- _Set exercise_
Pull out every line in the records below that contains the string "chart", copying each one in full.

- _Source material_
┄┄┄┄┄┄
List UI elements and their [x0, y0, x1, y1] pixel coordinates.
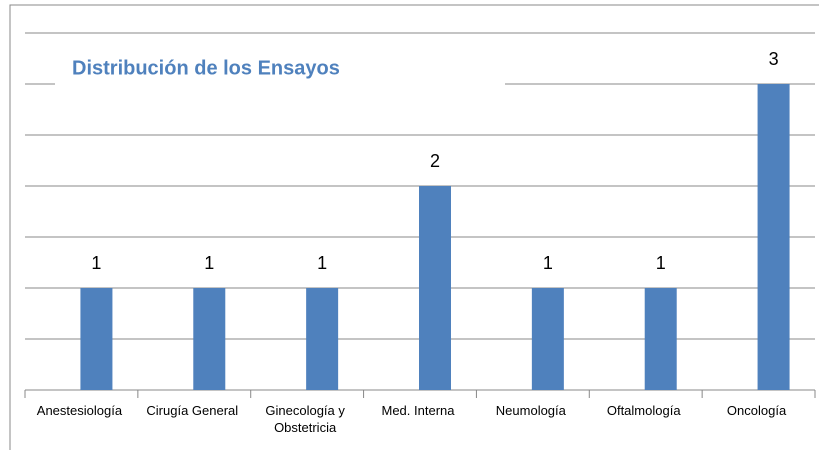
x-tick-label: Neumología: [495, 403, 566, 418]
bar: [531, 288, 564, 390]
data-label: 1: [204, 253, 214, 273]
bar: [757, 84, 790, 390]
bar: [419, 186, 451, 390]
data-label: 3: [769, 49, 779, 69]
chart-frame: [9, 4, 819, 450]
x-tick-label: Ginecología y Obstetricia: [265, 403, 345, 435]
bar: [80, 288, 113, 390]
x-tick-label: Oftalmología: [606, 403, 681, 418]
data-label: 1: [317, 253, 327, 273]
chart-title: Distribución de los Ensayos: [72, 57, 340, 79]
bar: [306, 288, 339, 390]
data-label: 1: [543, 253, 553, 273]
title-background: [55, 45, 505, 93]
x-tick-label: Med. Interna: [381, 403, 455, 418]
x-tick-label: Cirugía General: [146, 403, 239, 418]
data-label: 1: [656, 253, 666, 273]
x-tick-label: Anestesiología: [36, 403, 123, 418]
bar: [193, 288, 226, 390]
data-label: 2: [430, 151, 440, 171]
data-label: 1: [91, 253, 101, 273]
x-tick-label: Oncología: [726, 403, 787, 418]
bar: [644, 288, 677, 390]
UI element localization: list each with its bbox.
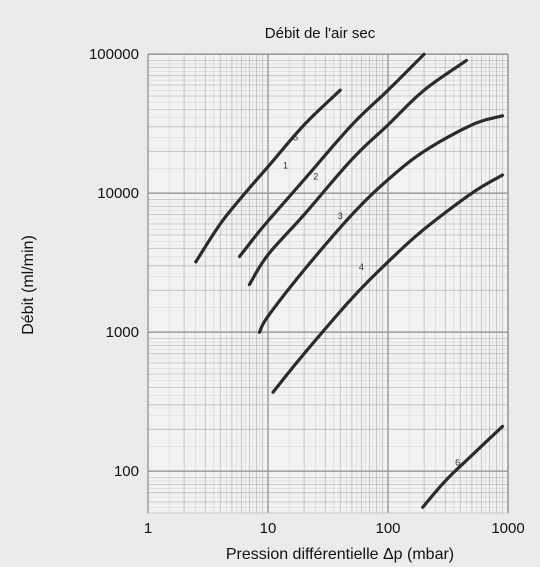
series-label-2: 2 — [313, 172, 318, 182]
series-curve-4 — [271, 173, 505, 394]
series-curve-1 — [238, 52, 426, 259]
chart-title: Débit de l'air sec — [265, 25, 376, 42]
series-curve-labels: 5 1 2 3 4 6 — [283, 132, 460, 467]
series-label-6: 6 — [455, 457, 460, 467]
x-tick-labels: 1 10 100 1000 — [144, 520, 525, 537]
series-curve-3 — [257, 114, 505, 334]
plot-area — [148, 54, 508, 513]
y-tick-label: 1000 — [106, 324, 139, 341]
series-label-4: 4 — [359, 262, 364, 272]
series-curves — [194, 52, 505, 509]
series-curve-6 — [421, 424, 505, 509]
series-label-1: 1 — [283, 161, 288, 171]
x-tick-label: 10 — [260, 520, 277, 537]
grid-lines — [147, 53, 509, 514]
series-curve-2 — [247, 58, 468, 287]
y-tick-label: 100000 — [89, 46, 139, 63]
y-tick-label: 10000 — [97, 185, 139, 202]
x-tick-label: 1 — [144, 520, 152, 537]
y-axis-label: Débit (ml/min) — [20, 235, 37, 335]
series-label-3: 3 — [338, 211, 343, 221]
y-tick-label: 100 — [114, 463, 139, 480]
series-curve-5 — [194, 88, 342, 264]
series-label-5: 5 — [293, 132, 298, 142]
x-tick-label: 100 — [375, 520, 400, 537]
x-axis-label: Pression différentielle Δp (mbar) — [226, 546, 454, 563]
x-tick-label: 1000 — [491, 520, 524, 537]
y-tick-labels: 100 1000 10000 100000 — [89, 46, 139, 480]
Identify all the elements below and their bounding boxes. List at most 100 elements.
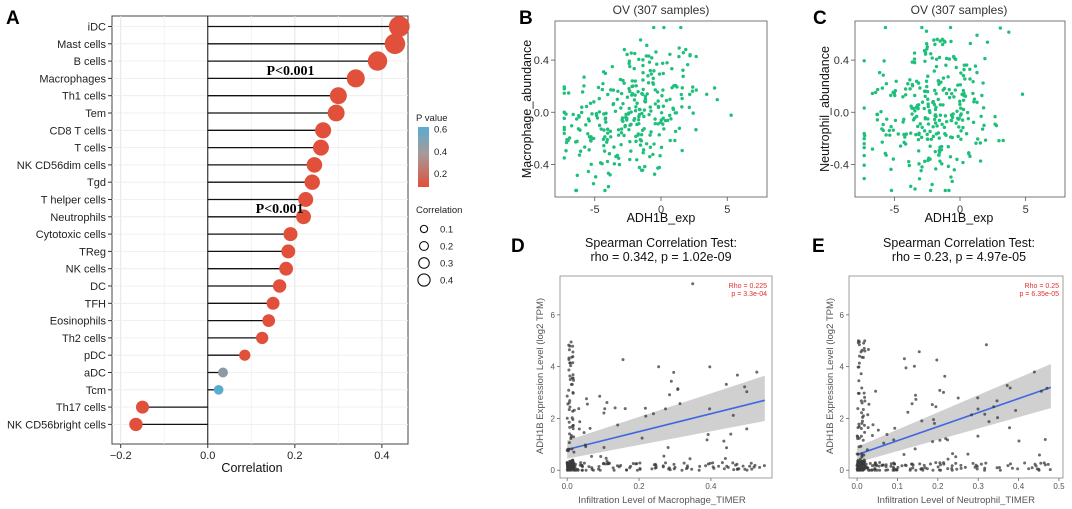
scatter-point [577, 427, 581, 431]
scatter-point [912, 51, 917, 55]
scatter-point [904, 93, 908, 97]
scatter-point [1039, 389, 1043, 393]
scatter-point [567, 368, 571, 372]
scatter-point [659, 145, 664, 150]
scatter-point [947, 87, 951, 92]
scatter-point [934, 105, 938, 110]
scatter-point [686, 62, 690, 67]
scatter-point [567, 136, 572, 140]
scatter-point [924, 79, 929, 83]
scatter-point [745, 390, 749, 394]
scatter-point [947, 57, 952, 61]
scatter-point [633, 51, 637, 56]
scatter-point [863, 349, 867, 353]
scatter-point [1046, 462, 1050, 466]
scatter-point [877, 464, 881, 468]
scatter-point [619, 91, 624, 96]
scatter-point [880, 86, 885, 90]
scatter-point [604, 120, 608, 124]
scatter-point [976, 137, 980, 141]
scatter-point [856, 458, 860, 462]
scatter-point [649, 130, 653, 134]
y-tick-label: TReg [79, 246, 106, 258]
scatter-point [875, 118, 880, 122]
scatter-point [919, 467, 923, 471]
scatter-point [602, 411, 606, 415]
scatter-point [932, 418, 936, 422]
x-axis-title-d: Infiltration Level of Macrophage_TIMER [578, 495, 746, 506]
scatter-point [591, 468, 595, 472]
scatter-point [862, 346, 866, 350]
scatter-point [690, 467, 694, 471]
scatter-point [725, 446, 729, 450]
scatter-point [611, 466, 615, 470]
scatter-point [908, 467, 912, 471]
scatter-point [935, 37, 939, 41]
scatter-point [865, 448, 869, 452]
scatter-point [622, 133, 626, 138]
y-tick-label: 6 [551, 311, 556, 320]
y-tick-label: DC [90, 281, 106, 293]
scatter-point [580, 463, 584, 467]
lollipop-dot [281, 244, 296, 259]
x-tick-label: 0.4 [1013, 482, 1025, 491]
scatter-point [860, 455, 864, 459]
scatter-point [997, 466, 1001, 470]
lollipop-dot [388, 16, 410, 37]
scatter-point [862, 153, 866, 158]
scatter-point [625, 116, 629, 121]
scatter-point [950, 464, 954, 468]
y-tick-label: Eosinophils [50, 316, 107, 328]
scatter-point [949, 118, 954, 123]
scatter-point [691, 111, 695, 115]
scatter-point [934, 64, 939, 69]
scatter-point [932, 38, 936, 42]
x-axis-title-c: ADH1B_exp [925, 211, 994, 225]
scatter-point [571, 409, 575, 413]
scatter-point [603, 188, 607, 193]
scatter-point [678, 402, 682, 406]
scatter-point [944, 56, 949, 61]
scatter-point [862, 137, 866, 141]
scatter-point [889, 462, 893, 466]
scatter-point [917, 131, 921, 135]
scatter-point [961, 73, 966, 78]
scatter-point [956, 134, 960, 139]
scatter-point [943, 132, 947, 136]
scatter-point [910, 402, 914, 406]
scatter-point [651, 82, 656, 86]
scatter-point [855, 452, 859, 456]
y-tick-label: 6 [840, 311, 845, 320]
scatter-point [587, 148, 591, 152]
scatter-point [870, 464, 874, 468]
scatter-point [981, 106, 986, 110]
scatter-point [910, 106, 914, 110]
scatter-point [973, 64, 978, 68]
scatter-point [971, 79, 975, 84]
scatter-point [880, 127, 884, 131]
scatter-point [857, 361, 861, 365]
scatter-point [612, 145, 616, 149]
scatter-point [668, 138, 672, 143]
scatter-point [862, 423, 866, 427]
scatter-point [644, 414, 648, 418]
scatter-point [579, 461, 583, 465]
x-tick-label: 0.1 [892, 482, 904, 491]
scatter-point [588, 426, 592, 430]
scatter-point [937, 136, 941, 140]
scatter-point [571, 427, 575, 431]
scatter-point [894, 79, 898, 84]
scatter-point [624, 468, 628, 472]
scatter-point [954, 121, 958, 125]
scatter-point [659, 111, 664, 115]
scatter-point [861, 415, 865, 419]
scatter-point [616, 423, 620, 427]
scatter-point [940, 162, 944, 166]
scatter-point [928, 110, 932, 115]
lollipop-dot [239, 349, 251, 361]
scatter-point [593, 175, 598, 179]
scatter-point [577, 407, 581, 411]
x-tick-label: 0.4 [705, 482, 717, 491]
scatter-point [628, 123, 632, 127]
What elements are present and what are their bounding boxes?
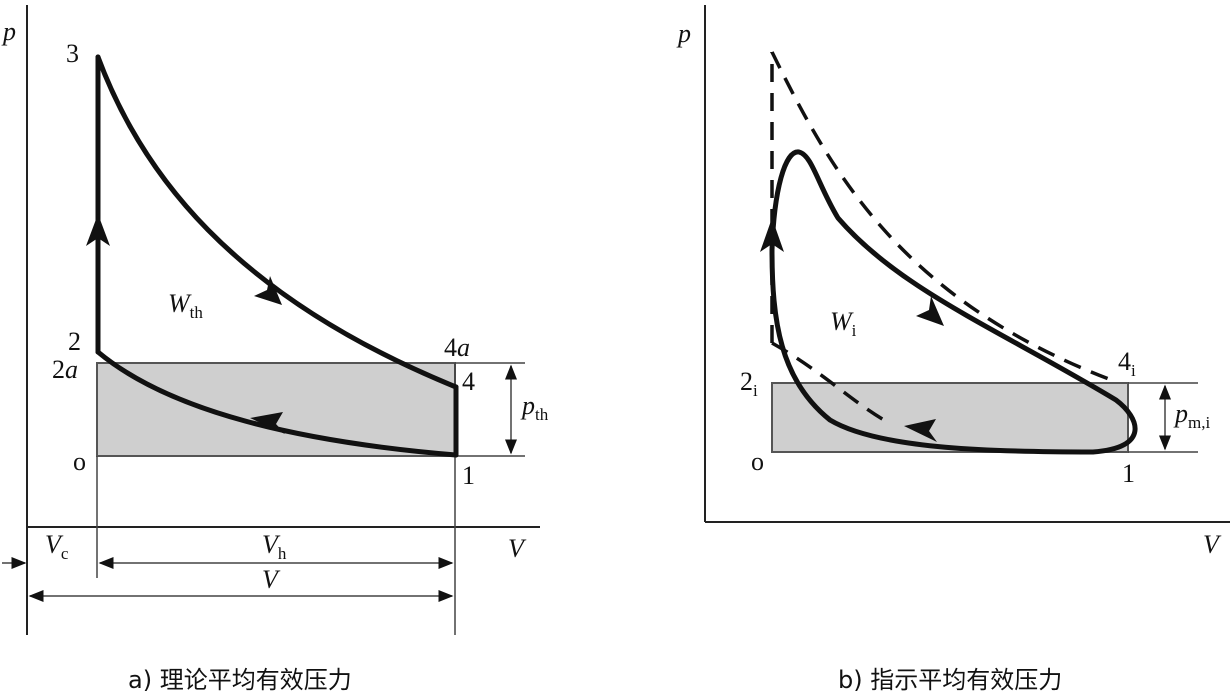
┄┄┄┄┄┄
- _Response to the exercise_
chart-frame: [9, 4, 819, 450]
chart-title: Distribución de los Ensayos: [72, 57, 340, 79]
chart-title: Débit de l'air sec — [265, 25, 376, 42]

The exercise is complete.